EXERCISE AIM:
Every entry that follows should be repeated exactly; drop the images.

RECORD EXTRACTS:
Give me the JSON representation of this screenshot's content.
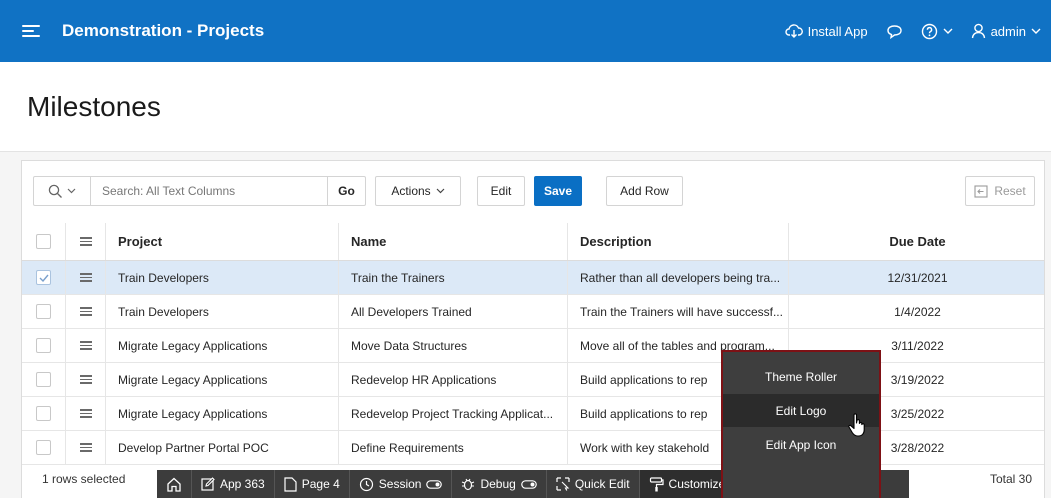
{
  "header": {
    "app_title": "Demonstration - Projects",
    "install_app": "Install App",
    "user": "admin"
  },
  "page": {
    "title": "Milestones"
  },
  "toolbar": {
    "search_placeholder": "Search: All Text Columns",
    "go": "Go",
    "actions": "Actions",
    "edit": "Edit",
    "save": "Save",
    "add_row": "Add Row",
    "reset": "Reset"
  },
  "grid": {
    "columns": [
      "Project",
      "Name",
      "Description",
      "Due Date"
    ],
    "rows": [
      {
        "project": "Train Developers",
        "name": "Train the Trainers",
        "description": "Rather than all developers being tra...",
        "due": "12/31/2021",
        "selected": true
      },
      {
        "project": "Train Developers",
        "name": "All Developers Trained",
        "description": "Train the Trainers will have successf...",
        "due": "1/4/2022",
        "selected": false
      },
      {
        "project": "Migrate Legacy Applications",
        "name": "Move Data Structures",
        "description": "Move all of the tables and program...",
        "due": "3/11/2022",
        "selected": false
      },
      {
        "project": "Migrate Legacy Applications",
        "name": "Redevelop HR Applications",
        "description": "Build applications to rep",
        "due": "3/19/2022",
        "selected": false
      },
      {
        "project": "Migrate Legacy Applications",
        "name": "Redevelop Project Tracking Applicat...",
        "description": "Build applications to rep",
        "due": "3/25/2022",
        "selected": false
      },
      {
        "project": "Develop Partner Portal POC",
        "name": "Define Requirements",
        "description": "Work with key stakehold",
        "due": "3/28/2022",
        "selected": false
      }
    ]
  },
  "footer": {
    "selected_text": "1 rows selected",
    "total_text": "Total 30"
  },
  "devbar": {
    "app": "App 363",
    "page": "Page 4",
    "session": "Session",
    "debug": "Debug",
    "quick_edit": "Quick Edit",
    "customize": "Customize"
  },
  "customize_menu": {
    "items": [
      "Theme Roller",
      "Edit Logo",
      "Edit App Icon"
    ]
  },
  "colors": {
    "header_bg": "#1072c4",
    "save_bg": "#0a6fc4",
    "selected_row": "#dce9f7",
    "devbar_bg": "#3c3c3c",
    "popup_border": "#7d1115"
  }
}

TASK SOLUTION:
Give me the JSON representation of this screenshot's content.
{
  "header": {
    "app_title": "Demonstration - Projects",
    "install_app": "Install App",
    "user": "admin"
  },
  "page": {
    "title": "Milestones"
  },
  "toolbar": {
    "search_placeholder": "Search: All Text Columns",
    "go": "Go",
    "actions": "Actions",
    "edit": "Edit",
    "save": "Save",
    "add_row": "Add Row",
    "reset": "Reset"
  },
  "grid": {
    "columns": [
      "Project",
      "Name",
      "Description",
      "Due Date"
    ],
    "rows": [
      {
        "project": "Train Developers",
        "name": "Train the Trainers",
        "description": "Rather than all developers being tra...",
        "due": "12/31/2021",
        "selected": true
      },
      {
        "project": "Train Developers",
        "name": "All Developers Trained",
        "description": "Train the Trainers will have successf...",
        "due": "1/4/2022",
        "selected": false
      },
      {
        "project": "Migrate Legacy Applications",
        "name": "Move Data Structures",
        "description": "Move all of the tables and program...",
        "due": "3/11/2022",
        "selected": false
      },
      {
        "project": "Migrate Legacy Applications",
        "name": "Redevelop HR Applications",
        "description": "Build applications to rep",
        "due": "3/19/2022",
        "selected": false
      },
      {
        "project": "Migrate Legacy Applications",
        "name": "Redevelop Project Tracking Applicat...",
        "description": "Build applications to rep",
        "due": "3/25/2022",
        "selected": false
      },
      {
        "project": "Develop Partner Portal POC",
        "name": "Define Requirements",
        "description": "Work with key stakehold",
        "due": "3/28/2022",
        "selected": false
      }
    ]
  },
  "footer": {
    "selected_text": "1 rows selected",
    "total_text": "Total 30"
  },
  "devbar": {
    "app": "App 363",
    "page": "Page 4",
    "session": "Session",
    "debug": "Debug",
    "quick_edit": "Quick Edit",
    "customize": "Customize"
  },
  "customize_menu": {
    "items": [
      "Theme Roller",
      "Edit Logo",
      "Edit App Icon"
    ]
  },
  "colors": {
    "header_bg": "#1072c4",
    "save_bg": "#0a6fc4",
    "selected_row": "#dce9f7",
    "devbar_bg": "#3c3c3c",
    "popup_border": "#7d1115"
  }
}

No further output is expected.